Segment Open

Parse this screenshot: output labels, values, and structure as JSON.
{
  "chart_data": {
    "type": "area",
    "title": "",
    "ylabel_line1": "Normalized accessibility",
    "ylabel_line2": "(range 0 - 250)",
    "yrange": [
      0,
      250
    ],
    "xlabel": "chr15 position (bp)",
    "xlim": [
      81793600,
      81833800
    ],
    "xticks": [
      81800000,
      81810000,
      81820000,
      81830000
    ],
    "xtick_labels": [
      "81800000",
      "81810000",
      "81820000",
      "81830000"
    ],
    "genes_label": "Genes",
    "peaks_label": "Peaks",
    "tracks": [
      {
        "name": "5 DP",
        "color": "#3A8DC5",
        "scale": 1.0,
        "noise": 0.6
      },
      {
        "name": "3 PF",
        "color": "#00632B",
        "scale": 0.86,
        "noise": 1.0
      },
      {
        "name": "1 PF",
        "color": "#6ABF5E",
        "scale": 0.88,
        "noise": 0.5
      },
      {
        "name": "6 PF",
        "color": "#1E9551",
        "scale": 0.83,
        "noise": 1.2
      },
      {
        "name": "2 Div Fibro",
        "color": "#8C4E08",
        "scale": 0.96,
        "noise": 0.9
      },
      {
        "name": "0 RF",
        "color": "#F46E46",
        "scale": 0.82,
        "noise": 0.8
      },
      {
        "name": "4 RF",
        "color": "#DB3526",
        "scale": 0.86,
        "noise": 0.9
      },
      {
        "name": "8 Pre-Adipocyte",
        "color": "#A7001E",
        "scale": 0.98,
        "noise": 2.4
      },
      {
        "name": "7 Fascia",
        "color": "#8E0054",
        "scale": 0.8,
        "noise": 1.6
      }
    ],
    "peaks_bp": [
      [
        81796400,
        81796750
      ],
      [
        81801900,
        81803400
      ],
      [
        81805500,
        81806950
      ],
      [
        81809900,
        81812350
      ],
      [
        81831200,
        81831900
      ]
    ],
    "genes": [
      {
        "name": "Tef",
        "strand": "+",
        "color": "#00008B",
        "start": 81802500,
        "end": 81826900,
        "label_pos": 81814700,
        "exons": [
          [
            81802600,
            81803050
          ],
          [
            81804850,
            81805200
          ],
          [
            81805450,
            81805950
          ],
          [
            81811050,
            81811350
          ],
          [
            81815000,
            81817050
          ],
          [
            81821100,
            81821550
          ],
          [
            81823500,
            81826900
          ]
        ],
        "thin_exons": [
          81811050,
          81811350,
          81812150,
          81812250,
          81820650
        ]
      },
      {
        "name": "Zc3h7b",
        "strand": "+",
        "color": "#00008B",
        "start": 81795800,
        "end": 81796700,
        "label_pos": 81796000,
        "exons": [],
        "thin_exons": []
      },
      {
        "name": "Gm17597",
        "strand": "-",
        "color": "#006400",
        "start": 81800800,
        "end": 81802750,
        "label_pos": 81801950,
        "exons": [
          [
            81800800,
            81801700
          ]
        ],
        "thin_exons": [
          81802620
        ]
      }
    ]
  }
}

Segment Closed

> Exercise aim:
Using the material above, work out how many lines contain the string "color". Give that number alone.

> Solved exercise:
12